--- begin RECORDS SHOWN ---

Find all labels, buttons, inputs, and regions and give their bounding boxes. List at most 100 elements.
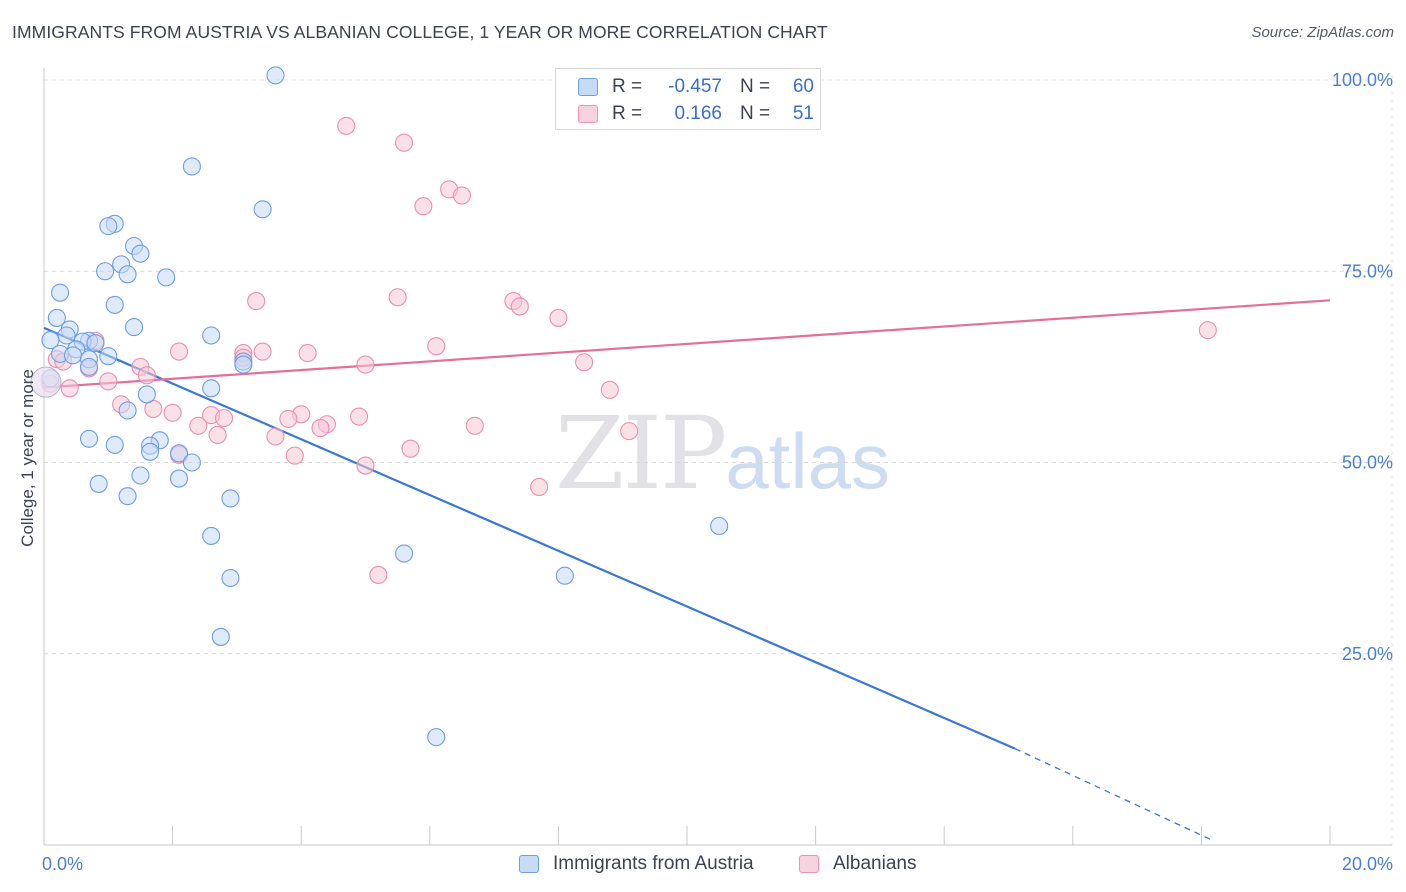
y-tick-label: 100.0% — [1332, 70, 1393, 90]
y-tick-label: 75.0% — [1342, 261, 1393, 281]
grid — [44, 75, 1393, 845]
point-albanians — [356, 355, 375, 374]
point-austria — [182, 453, 201, 472]
point-albanians — [337, 116, 356, 135]
legend-r-label: R = — [612, 76, 643, 97]
x-tick-label: 20.0% — [1342, 854, 1393, 874]
point-albanians — [253, 342, 272, 361]
trend-lines — [43, 299, 1331, 842]
point-albanians — [266, 427, 285, 446]
legend-swatch-austria — [578, 78, 598, 96]
point-austria — [202, 326, 221, 345]
point-albanians — [137, 366, 156, 385]
axes — [43, 68, 1392, 846]
point-albanians — [465, 416, 484, 435]
point-albanians — [60, 379, 79, 398]
watermark-zip: ZIP — [555, 395, 727, 512]
point-austria — [79, 429, 99, 448]
point-albanians — [214, 409, 234, 428]
point-austria — [221, 568, 240, 588]
point-austria — [182, 157, 201, 176]
point-albanians — [549, 308, 568, 327]
point-austria — [86, 334, 105, 353]
point-austria — [63, 346, 82, 365]
watermark-atlas: atlas — [725, 417, 891, 505]
point-austria — [47, 308, 66, 327]
legend-r-value: 0.166 — [674, 103, 722, 124]
point-austria — [555, 566, 574, 585]
data-points — [30, 66, 1217, 747]
point-albanians — [163, 403, 182, 422]
point-albanians — [388, 288, 407, 307]
trend-line-austria-extension — [1014, 748, 1215, 842]
point-austria — [99, 347, 118, 366]
point-albanians — [169, 342, 189, 361]
point-albanians — [414, 197, 433, 216]
point-austria — [99, 217, 118, 236]
point-albanians — [311, 419, 330, 438]
point-albanians — [427, 337, 446, 356]
point-austria — [41, 331, 60, 350]
point-austria — [266, 66, 285, 85]
bottom-legend-label-albanians: Albanians — [833, 853, 917, 874]
legend-n-value: 60 — [792, 76, 814, 97]
y-tick-label: 50.0% — [1342, 453, 1393, 473]
point-albanians — [298, 344, 317, 363]
point-albanians — [279, 409, 298, 428]
point-austria — [202, 379, 221, 398]
point-overlap — [30, 366, 62, 398]
point-austria — [202, 526, 221, 545]
x-tick-label: 0.0% — [42, 854, 83, 874]
point-albanians — [395, 133, 414, 152]
legend-n-label: N = — [740, 76, 771, 97]
point-austria — [253, 200, 272, 219]
bottom-legend-swatch-albanians — [799, 855, 819, 873]
point-austria — [131, 466, 150, 485]
bottom-legend-label-austria: Immigrants from Austria — [553, 853, 754, 874]
point-albanians — [1198, 321, 1217, 340]
point-austria — [124, 318, 144, 337]
point-austria — [141, 442, 160, 461]
trend-line-austria — [43, 326, 1016, 750]
point-albanians — [356, 456, 375, 475]
point-austria — [710, 516, 729, 536]
point-albanians — [99, 372, 118, 391]
legend-r-label: R = — [612, 103, 643, 124]
point-austria — [211, 627, 230, 646]
point-albanians — [452, 186, 472, 205]
point-austria — [79, 357, 99, 376]
point-austria — [89, 474, 108, 493]
point-albanians — [189, 416, 208, 435]
point-austria — [221, 489, 240, 508]
point-albanians — [208, 425, 227, 445]
point-austria — [427, 728, 446, 747]
point-albanians — [510, 297, 529, 316]
point-albanians — [575, 353, 594, 372]
point-austria — [169, 469, 189, 488]
point-austria — [157, 268, 176, 287]
y-tick-label: 25.0% — [1342, 644, 1393, 664]
point-austria — [395, 544, 414, 563]
point-austria — [118, 487, 137, 506]
point-albanians — [369, 565, 388, 585]
point-austria — [169, 444, 189, 463]
point-albanians — [285, 446, 304, 465]
point-albanians — [247, 292, 266, 311]
tick-labels: 25.0% 50.0% 75.0% 100.0% 0.0% 20.0% — [42, 70, 1393, 874]
point-austria — [51, 283, 70, 302]
legend-swatch-albanians — [578, 105, 598, 123]
bottom-legend-swatch-austria — [519, 855, 539, 873]
point-austria — [131, 244, 150, 263]
correlation-legend: R = -0.457 N = 60 R = 0.166 N = 51 — [555, 68, 821, 130]
legend-n-label: N = — [740, 103, 771, 124]
bottom-legend-albanians: Albanians — [799, 852, 916, 876]
point-austria — [234, 355, 253, 374]
point-albanians — [620, 422, 639, 441]
legend-row-albanians: R = 0.166 N = 51 — [578, 103, 814, 125]
y-axis-label: College, 1 year or more — [18, 369, 37, 547]
point-austria — [118, 401, 137, 420]
source-label: Source: ZipAtlas.com — [1251, 24, 1394, 41]
point-albanians — [350, 407, 369, 426]
point-austria — [137, 385, 156, 404]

--- end RECORDS SHOWN ---

| GIVEN PROBLEM |
Edit the part of the listing that opens with the line containing "y-tick-label: 100.0% — [1332, 70, 1393, 90]" and closes with the line containing "trend-lines — [43, 299, 1331, 842]", changing "point-albanians" to "marker-albanians" wherever it appears and keeping everything else the same. Give back only those lines.

| SOLUTION |
y-tick-label: 100.0% — [1332, 70, 1393, 90]
y-tick-label: 75.0% — [1342, 261, 1393, 281]
grid — [44, 75, 1393, 845]
marker-albanians — [356, 355, 375, 374]
point-austria — [182, 453, 201, 472]
marker-albanians — [337, 116, 356, 135]
legend-r-label: R = — [612, 76, 643, 97]
x-tick-label: 20.0% — [1342, 854, 1393, 874]
marker-albanians — [253, 342, 272, 361]
trend-lines — [43, 299, 1331, 842]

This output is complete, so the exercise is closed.